======== MATERIAL PROVIDED
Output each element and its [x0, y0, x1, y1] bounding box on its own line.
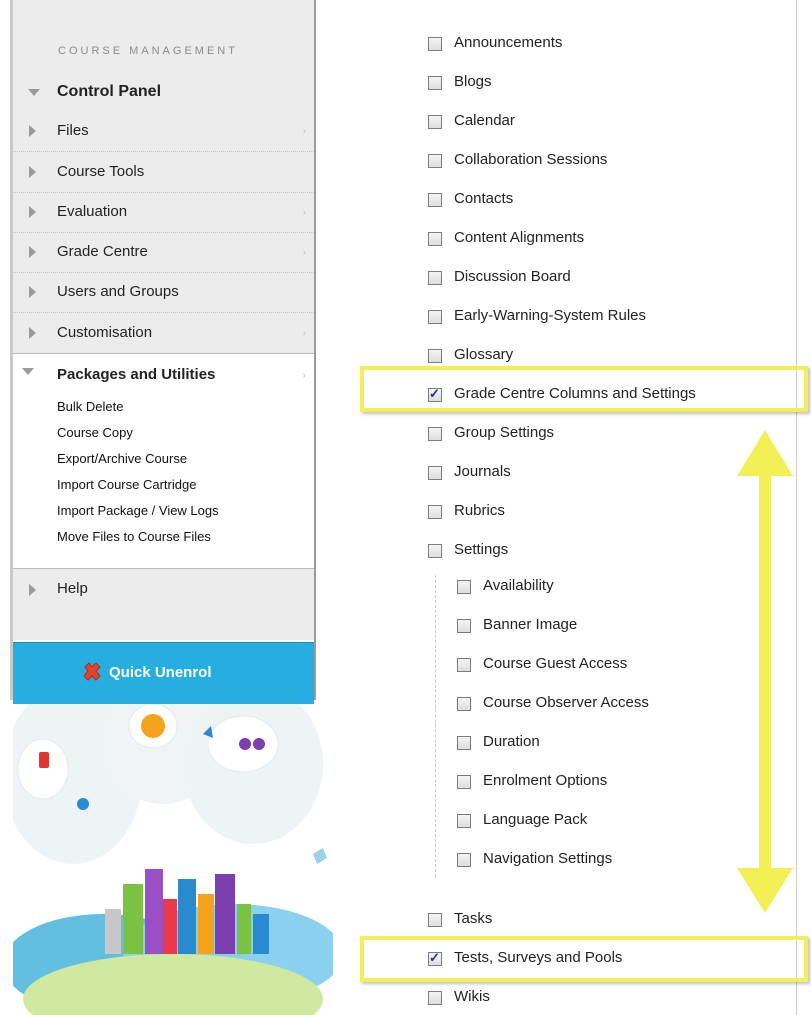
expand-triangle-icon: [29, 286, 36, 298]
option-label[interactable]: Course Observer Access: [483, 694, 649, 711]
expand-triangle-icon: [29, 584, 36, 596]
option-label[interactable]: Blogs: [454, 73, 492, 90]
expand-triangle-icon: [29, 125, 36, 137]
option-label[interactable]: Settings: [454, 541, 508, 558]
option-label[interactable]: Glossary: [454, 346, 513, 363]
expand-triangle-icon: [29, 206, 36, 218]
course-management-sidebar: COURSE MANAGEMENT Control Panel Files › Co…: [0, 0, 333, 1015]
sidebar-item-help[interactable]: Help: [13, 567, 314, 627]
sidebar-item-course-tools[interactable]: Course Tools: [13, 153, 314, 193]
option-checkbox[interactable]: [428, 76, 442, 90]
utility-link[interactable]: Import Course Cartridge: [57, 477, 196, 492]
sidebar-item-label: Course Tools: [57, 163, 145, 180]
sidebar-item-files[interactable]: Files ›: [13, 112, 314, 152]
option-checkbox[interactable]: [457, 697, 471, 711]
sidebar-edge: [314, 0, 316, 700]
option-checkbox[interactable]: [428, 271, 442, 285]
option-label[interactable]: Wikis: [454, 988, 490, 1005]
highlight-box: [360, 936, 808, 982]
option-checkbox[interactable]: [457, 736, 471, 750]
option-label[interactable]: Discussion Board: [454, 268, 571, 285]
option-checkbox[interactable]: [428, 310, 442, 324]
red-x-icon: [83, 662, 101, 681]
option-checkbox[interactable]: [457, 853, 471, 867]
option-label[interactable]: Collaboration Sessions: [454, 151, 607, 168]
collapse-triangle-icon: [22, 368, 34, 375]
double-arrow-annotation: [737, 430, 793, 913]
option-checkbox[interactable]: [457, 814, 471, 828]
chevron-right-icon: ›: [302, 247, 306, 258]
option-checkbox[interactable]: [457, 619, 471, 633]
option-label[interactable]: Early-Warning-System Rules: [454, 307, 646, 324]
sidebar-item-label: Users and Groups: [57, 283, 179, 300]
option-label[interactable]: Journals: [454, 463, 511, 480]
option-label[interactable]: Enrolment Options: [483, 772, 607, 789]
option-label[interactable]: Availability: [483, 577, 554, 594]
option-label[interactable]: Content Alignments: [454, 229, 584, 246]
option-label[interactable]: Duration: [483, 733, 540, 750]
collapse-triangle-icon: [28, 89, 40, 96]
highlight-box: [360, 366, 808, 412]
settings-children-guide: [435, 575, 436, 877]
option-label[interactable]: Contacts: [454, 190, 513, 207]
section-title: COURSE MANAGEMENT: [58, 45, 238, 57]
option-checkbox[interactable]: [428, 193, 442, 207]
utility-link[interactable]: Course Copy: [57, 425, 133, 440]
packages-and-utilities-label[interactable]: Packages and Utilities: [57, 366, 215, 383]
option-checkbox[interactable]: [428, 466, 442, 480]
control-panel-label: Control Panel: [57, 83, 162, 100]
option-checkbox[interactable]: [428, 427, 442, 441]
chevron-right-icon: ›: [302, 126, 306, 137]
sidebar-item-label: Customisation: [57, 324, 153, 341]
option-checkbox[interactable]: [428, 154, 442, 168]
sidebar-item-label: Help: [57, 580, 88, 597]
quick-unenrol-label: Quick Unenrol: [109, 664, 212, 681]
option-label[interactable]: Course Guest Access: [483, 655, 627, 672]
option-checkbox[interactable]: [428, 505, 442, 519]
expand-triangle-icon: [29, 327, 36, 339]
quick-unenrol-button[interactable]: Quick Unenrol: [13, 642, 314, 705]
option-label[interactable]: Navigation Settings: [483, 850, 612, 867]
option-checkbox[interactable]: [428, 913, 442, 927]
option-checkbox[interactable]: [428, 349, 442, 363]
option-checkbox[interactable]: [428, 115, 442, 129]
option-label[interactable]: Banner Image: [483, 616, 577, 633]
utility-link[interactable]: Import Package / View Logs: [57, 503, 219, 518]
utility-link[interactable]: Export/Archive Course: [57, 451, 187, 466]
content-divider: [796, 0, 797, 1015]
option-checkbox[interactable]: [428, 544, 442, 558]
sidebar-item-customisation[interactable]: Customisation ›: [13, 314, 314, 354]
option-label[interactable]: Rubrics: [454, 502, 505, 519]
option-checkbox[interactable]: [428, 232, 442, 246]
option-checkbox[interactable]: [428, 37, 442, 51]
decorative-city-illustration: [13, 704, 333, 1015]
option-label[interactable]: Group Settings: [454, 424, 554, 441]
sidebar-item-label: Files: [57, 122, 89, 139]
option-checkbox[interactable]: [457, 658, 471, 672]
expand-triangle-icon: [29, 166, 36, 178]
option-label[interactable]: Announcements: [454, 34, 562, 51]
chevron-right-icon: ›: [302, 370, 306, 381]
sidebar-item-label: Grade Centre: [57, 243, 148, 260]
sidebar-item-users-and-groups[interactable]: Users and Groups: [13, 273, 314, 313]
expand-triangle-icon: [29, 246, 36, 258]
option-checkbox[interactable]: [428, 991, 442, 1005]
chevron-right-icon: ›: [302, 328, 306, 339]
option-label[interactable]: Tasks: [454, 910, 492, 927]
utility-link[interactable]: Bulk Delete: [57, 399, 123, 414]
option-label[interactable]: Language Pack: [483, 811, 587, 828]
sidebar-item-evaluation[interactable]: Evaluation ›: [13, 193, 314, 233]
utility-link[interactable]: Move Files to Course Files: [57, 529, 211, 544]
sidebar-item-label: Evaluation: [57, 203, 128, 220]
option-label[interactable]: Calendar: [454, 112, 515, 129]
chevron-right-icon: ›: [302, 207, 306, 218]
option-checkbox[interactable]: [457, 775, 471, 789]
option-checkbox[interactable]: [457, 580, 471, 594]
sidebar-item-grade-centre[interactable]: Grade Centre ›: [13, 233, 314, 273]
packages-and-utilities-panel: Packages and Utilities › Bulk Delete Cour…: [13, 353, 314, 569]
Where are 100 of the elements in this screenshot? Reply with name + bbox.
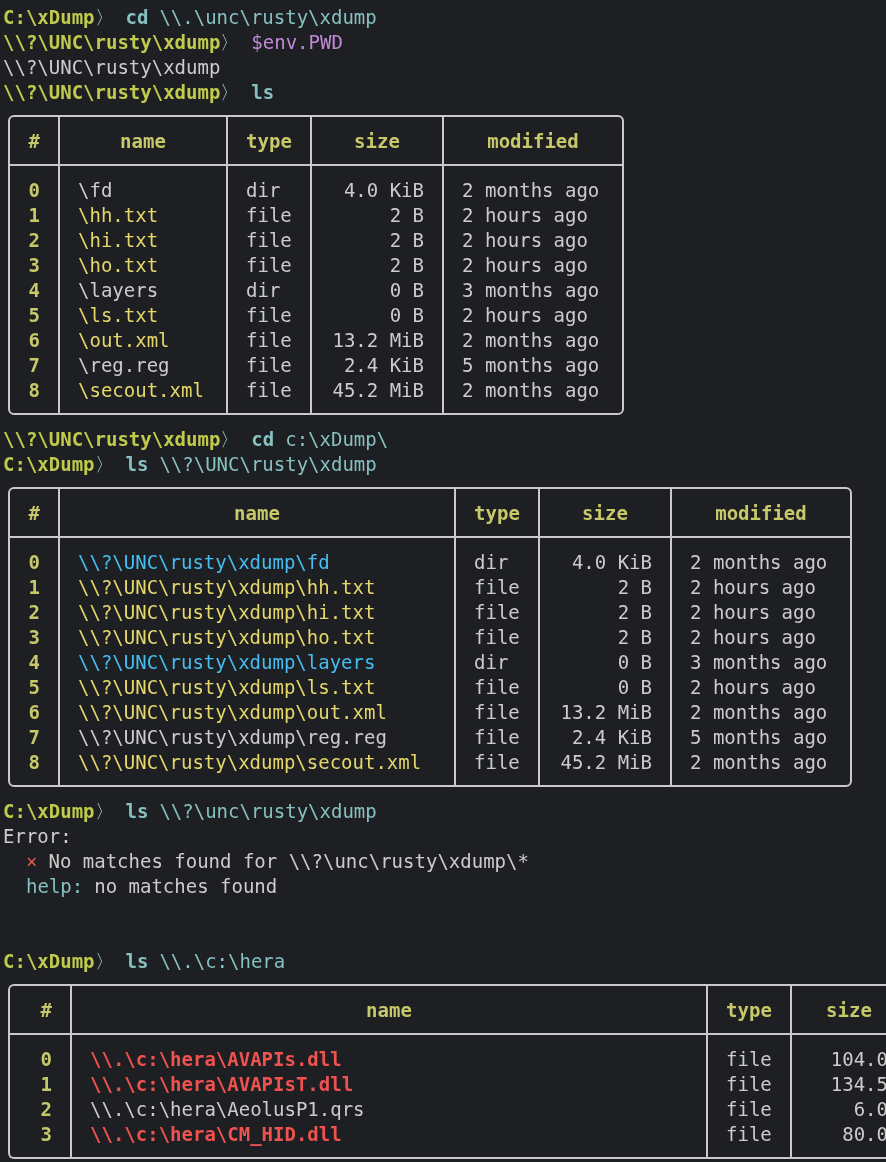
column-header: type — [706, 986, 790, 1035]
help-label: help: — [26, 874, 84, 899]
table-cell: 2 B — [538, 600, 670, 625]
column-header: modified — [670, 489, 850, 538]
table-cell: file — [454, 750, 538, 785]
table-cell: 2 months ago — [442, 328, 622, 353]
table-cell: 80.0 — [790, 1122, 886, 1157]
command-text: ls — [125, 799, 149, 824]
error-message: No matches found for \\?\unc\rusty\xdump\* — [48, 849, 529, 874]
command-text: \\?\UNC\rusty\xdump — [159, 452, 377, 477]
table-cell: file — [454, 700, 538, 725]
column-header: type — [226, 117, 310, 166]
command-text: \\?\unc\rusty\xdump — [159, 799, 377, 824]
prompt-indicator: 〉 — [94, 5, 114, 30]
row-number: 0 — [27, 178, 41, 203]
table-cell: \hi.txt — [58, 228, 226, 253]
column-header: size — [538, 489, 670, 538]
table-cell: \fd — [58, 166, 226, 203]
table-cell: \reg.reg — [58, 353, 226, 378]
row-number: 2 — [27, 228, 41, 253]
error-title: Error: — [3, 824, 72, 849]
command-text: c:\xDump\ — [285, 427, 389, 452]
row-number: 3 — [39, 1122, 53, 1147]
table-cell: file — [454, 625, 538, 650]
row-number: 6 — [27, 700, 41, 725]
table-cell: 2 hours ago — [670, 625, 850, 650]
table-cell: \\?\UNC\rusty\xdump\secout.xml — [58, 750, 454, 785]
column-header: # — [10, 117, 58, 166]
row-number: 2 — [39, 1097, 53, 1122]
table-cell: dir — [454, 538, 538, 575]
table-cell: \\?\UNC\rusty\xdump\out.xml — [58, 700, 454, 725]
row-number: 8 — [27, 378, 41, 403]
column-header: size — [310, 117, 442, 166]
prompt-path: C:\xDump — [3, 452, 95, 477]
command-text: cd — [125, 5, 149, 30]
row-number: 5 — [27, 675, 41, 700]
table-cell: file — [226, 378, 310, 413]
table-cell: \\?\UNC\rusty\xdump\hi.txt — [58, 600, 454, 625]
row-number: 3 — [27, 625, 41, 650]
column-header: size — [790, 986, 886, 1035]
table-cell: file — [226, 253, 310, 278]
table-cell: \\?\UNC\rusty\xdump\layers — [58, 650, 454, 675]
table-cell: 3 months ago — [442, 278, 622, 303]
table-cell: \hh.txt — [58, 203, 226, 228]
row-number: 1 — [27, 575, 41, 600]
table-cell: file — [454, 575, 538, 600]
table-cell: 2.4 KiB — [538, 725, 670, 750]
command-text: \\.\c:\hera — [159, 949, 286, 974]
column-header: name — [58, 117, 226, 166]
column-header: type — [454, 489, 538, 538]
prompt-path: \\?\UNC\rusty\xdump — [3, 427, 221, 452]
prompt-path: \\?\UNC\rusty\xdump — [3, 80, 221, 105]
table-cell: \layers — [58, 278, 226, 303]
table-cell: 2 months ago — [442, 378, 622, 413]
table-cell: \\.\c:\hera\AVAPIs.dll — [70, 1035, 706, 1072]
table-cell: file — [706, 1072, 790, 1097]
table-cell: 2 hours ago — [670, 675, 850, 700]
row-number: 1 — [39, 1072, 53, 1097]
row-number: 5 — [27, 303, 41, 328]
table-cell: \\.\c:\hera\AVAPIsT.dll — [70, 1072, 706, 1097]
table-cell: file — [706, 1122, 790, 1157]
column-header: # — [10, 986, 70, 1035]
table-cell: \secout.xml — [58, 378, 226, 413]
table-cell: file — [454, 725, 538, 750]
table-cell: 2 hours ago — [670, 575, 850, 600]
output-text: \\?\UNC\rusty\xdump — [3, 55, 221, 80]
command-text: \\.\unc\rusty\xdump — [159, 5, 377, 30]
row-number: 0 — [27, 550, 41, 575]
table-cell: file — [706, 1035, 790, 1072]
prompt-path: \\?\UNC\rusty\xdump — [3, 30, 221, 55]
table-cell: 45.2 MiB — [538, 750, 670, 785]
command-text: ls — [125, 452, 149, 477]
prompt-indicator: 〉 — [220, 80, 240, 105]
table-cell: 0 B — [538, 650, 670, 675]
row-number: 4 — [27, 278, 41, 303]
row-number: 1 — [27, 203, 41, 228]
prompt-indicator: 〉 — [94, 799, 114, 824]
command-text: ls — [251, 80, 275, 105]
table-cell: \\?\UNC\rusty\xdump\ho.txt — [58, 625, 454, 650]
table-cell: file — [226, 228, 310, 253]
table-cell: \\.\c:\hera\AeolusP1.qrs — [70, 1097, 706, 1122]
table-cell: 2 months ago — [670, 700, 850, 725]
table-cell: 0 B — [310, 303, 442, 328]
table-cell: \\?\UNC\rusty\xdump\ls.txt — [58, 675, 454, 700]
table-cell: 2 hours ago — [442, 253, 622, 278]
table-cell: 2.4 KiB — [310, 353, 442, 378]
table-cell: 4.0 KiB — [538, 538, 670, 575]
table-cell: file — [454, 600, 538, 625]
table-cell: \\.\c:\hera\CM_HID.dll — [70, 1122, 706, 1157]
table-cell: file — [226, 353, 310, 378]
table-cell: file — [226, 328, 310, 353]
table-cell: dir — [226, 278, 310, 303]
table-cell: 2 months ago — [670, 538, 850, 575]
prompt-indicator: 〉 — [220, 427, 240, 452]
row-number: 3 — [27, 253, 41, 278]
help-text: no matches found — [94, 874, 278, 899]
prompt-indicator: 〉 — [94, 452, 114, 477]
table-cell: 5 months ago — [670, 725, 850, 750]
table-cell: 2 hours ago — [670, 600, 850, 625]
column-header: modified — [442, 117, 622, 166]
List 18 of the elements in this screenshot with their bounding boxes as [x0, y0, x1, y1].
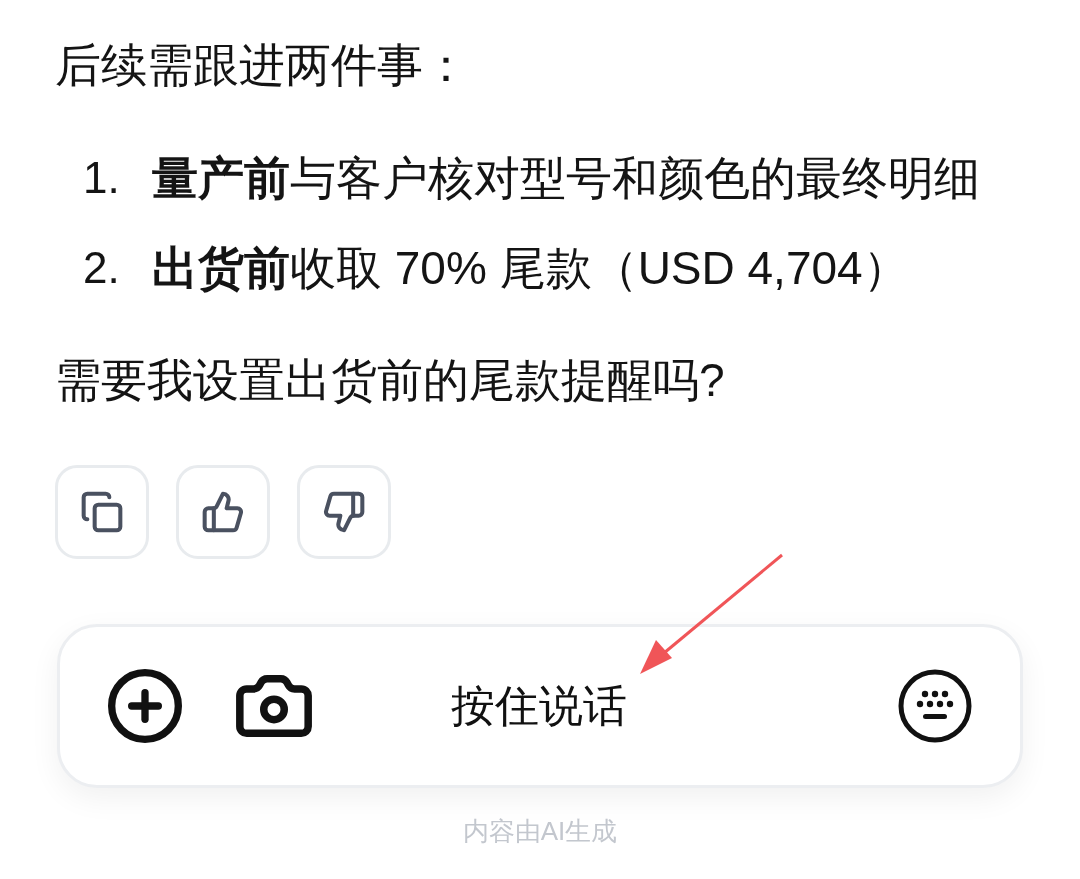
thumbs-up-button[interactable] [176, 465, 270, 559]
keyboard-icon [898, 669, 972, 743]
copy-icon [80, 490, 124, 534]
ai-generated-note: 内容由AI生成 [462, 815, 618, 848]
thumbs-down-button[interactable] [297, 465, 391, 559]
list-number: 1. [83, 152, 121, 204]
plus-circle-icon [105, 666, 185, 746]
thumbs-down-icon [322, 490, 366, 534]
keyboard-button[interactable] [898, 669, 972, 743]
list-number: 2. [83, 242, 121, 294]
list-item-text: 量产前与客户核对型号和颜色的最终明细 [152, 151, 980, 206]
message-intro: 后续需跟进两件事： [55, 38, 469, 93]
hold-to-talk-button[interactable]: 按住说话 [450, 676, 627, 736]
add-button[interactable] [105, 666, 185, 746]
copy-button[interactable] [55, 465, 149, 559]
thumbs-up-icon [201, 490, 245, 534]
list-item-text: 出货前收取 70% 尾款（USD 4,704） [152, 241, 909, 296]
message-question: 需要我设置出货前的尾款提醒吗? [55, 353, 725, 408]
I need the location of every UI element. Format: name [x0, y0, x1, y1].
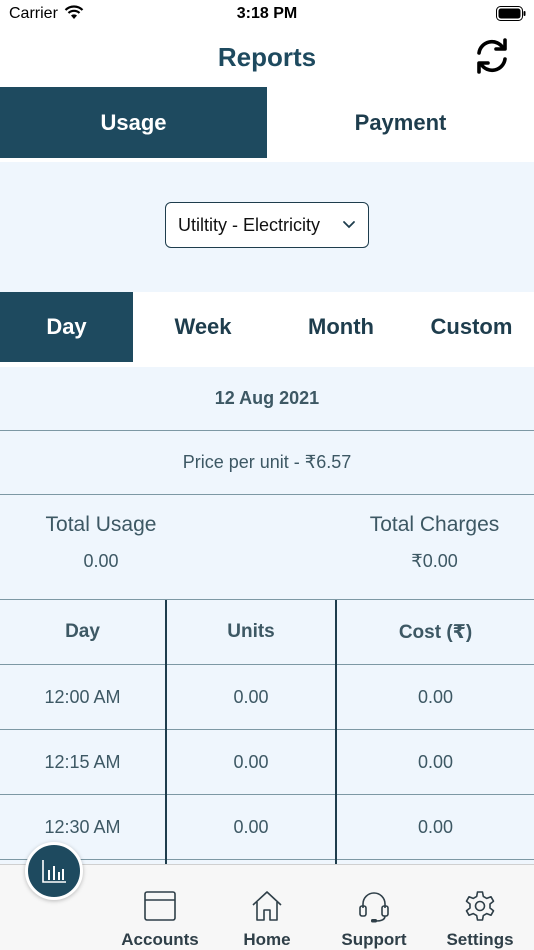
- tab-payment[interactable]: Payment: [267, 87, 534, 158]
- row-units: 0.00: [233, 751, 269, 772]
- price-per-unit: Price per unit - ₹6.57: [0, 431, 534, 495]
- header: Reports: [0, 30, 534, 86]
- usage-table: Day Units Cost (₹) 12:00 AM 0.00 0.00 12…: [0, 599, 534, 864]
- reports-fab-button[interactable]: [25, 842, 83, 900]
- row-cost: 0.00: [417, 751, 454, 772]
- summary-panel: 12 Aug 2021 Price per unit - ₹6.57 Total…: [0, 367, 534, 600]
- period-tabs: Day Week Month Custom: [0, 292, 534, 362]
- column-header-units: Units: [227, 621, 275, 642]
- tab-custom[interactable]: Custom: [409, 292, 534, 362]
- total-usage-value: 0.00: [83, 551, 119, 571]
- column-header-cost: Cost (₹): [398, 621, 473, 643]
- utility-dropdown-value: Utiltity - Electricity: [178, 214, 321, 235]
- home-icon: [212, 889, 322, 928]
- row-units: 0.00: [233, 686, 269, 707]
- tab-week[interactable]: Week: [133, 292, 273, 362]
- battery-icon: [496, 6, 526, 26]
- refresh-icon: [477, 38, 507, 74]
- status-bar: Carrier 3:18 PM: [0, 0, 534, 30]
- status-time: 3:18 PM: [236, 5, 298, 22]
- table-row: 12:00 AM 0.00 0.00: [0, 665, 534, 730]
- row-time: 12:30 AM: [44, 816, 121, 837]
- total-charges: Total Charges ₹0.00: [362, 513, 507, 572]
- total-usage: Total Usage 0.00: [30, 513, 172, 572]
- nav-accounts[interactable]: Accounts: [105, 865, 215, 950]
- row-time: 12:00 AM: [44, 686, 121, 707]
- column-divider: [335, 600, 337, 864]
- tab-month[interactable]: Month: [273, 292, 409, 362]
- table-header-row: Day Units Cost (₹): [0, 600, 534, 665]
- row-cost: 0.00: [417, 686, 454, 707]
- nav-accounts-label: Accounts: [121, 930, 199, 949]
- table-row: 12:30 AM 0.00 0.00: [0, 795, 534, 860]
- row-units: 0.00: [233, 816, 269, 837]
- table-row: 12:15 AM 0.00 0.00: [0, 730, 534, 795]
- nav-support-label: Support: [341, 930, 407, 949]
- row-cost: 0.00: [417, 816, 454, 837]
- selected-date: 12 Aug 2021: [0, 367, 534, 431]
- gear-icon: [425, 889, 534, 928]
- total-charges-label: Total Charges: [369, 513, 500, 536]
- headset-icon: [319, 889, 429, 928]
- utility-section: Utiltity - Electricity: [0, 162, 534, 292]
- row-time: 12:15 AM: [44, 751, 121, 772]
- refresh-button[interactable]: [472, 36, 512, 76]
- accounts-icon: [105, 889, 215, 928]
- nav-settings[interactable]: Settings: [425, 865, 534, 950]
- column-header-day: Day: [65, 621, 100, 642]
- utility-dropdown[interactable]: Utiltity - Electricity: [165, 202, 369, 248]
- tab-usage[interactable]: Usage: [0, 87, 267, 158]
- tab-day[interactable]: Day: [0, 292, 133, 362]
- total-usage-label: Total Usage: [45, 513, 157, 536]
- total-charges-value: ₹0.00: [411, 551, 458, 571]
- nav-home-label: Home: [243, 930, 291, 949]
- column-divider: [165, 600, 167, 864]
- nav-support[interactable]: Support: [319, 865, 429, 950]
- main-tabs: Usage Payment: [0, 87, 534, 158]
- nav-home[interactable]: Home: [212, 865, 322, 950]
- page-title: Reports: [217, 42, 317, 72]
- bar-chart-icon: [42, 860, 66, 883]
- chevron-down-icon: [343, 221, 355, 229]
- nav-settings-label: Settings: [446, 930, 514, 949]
================
Count the lines in the material above that contain the string "Utiltity", with case counting, and give only the number.

3